Extracted information
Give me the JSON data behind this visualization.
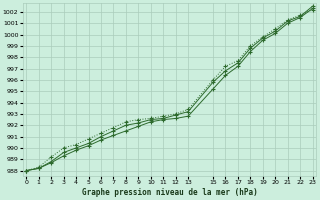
{
  "title": "Graphe pression niveau de la mer (hPa)",
  "bg_color": "#cceedd",
  "grid_color": "#aaccbb",
  "line_color": "#2d6a2d",
  "ylim": [
    987.5,
    1002.8
  ],
  "yticks": [
    988,
    989,
    990,
    991,
    992,
    993,
    994,
    995,
    996,
    997,
    998,
    999,
    1000,
    1001,
    1002
  ],
  "xticks": [
    0,
    1,
    2,
    3,
    4,
    5,
    6,
    7,
    8,
    9,
    10,
    11,
    12,
    13,
    15,
    16,
    17,
    18,
    19,
    20,
    21,
    22,
    23
  ],
  "xlim": [
    -0.3,
    23.3
  ],
  "line1_x": [
    0,
    1,
    2,
    3,
    4,
    5,
    6,
    7,
    8,
    9,
    10,
    11,
    12,
    13,
    15,
    16,
    17,
    18,
    19,
    20,
    21,
    22,
    23
  ],
  "line1_y": [
    988.0,
    988.2,
    988.7,
    989.3,
    989.8,
    990.2,
    990.7,
    991.1,
    991.5,
    991.9,
    992.3,
    992.5,
    992.6,
    992.8,
    995.2,
    996.4,
    997.2,
    998.5,
    999.5,
    1000.1,
    1001.0,
    1001.5,
    1002.3
  ],
  "line2_x": [
    0,
    1,
    2,
    3,
    4,
    5,
    6,
    7,
    8,
    9,
    10,
    11,
    12,
    13,
    15,
    16,
    17,
    18,
    19,
    20,
    21,
    22,
    23
  ],
  "line2_y": [
    988.0,
    988.2,
    988.8,
    989.6,
    990.0,
    990.4,
    991.0,
    991.5,
    992.0,
    992.2,
    992.5,
    992.6,
    992.9,
    993.2,
    995.8,
    996.8,
    997.5,
    998.8,
    999.7,
    1000.3,
    1001.2,
    1001.6,
    1002.5
  ],
  "line3_x": [
    0,
    1,
    2,
    3,
    4,
    5,
    6,
    7,
    8,
    9,
    10,
    11,
    12,
    13,
    15,
    16,
    17,
    18,
    19,
    20,
    21,
    22,
    23
  ],
  "line3_y": [
    988.0,
    988.3,
    989.2,
    990.0,
    990.3,
    990.8,
    991.3,
    991.8,
    992.3,
    992.5,
    992.6,
    992.8,
    993.0,
    993.4,
    996.0,
    997.2,
    997.7,
    999.0,
    999.8,
    1000.5,
    1001.3,
    1001.7,
    1002.2
  ]
}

Task goal
Extract the full listing exactly, with the pictures left out.

Complete output
Give me the JSON data behind this visualization.
{
  "title": "Graphe pression niveau de la mer (hPa)",
  "bg_color": "#cceedd",
  "grid_color": "#aaccbb",
  "line_color": "#2d6a2d",
  "ylim": [
    987.5,
    1002.8
  ],
  "yticks": [
    988,
    989,
    990,
    991,
    992,
    993,
    994,
    995,
    996,
    997,
    998,
    999,
    1000,
    1001,
    1002
  ],
  "xticks": [
    0,
    1,
    2,
    3,
    4,
    5,
    6,
    7,
    8,
    9,
    10,
    11,
    12,
    13,
    15,
    16,
    17,
    18,
    19,
    20,
    21,
    22,
    23
  ],
  "xlim": [
    -0.3,
    23.3
  ],
  "line1_x": [
    0,
    1,
    2,
    3,
    4,
    5,
    6,
    7,
    8,
    9,
    10,
    11,
    12,
    13,
    15,
    16,
    17,
    18,
    19,
    20,
    21,
    22,
    23
  ],
  "line1_y": [
    988.0,
    988.2,
    988.7,
    989.3,
    989.8,
    990.2,
    990.7,
    991.1,
    991.5,
    991.9,
    992.3,
    992.5,
    992.6,
    992.8,
    995.2,
    996.4,
    997.2,
    998.5,
    999.5,
    1000.1,
    1001.0,
    1001.5,
    1002.3
  ],
  "line2_x": [
    0,
    1,
    2,
    3,
    4,
    5,
    6,
    7,
    8,
    9,
    10,
    11,
    12,
    13,
    15,
    16,
    17,
    18,
    19,
    20,
    21,
    22,
    23
  ],
  "line2_y": [
    988.0,
    988.2,
    988.8,
    989.6,
    990.0,
    990.4,
    991.0,
    991.5,
    992.0,
    992.2,
    992.5,
    992.6,
    992.9,
    993.2,
    995.8,
    996.8,
    997.5,
    998.8,
    999.7,
    1000.3,
    1001.2,
    1001.6,
    1002.5
  ],
  "line3_x": [
    0,
    1,
    2,
    3,
    4,
    5,
    6,
    7,
    8,
    9,
    10,
    11,
    12,
    13,
    15,
    16,
    17,
    18,
    19,
    20,
    21,
    22,
    23
  ],
  "line3_y": [
    988.0,
    988.3,
    989.2,
    990.0,
    990.3,
    990.8,
    991.3,
    991.8,
    992.3,
    992.5,
    992.6,
    992.8,
    993.0,
    993.4,
    996.0,
    997.2,
    997.7,
    999.0,
    999.8,
    1000.5,
    1001.3,
    1001.7,
    1002.2
  ]
}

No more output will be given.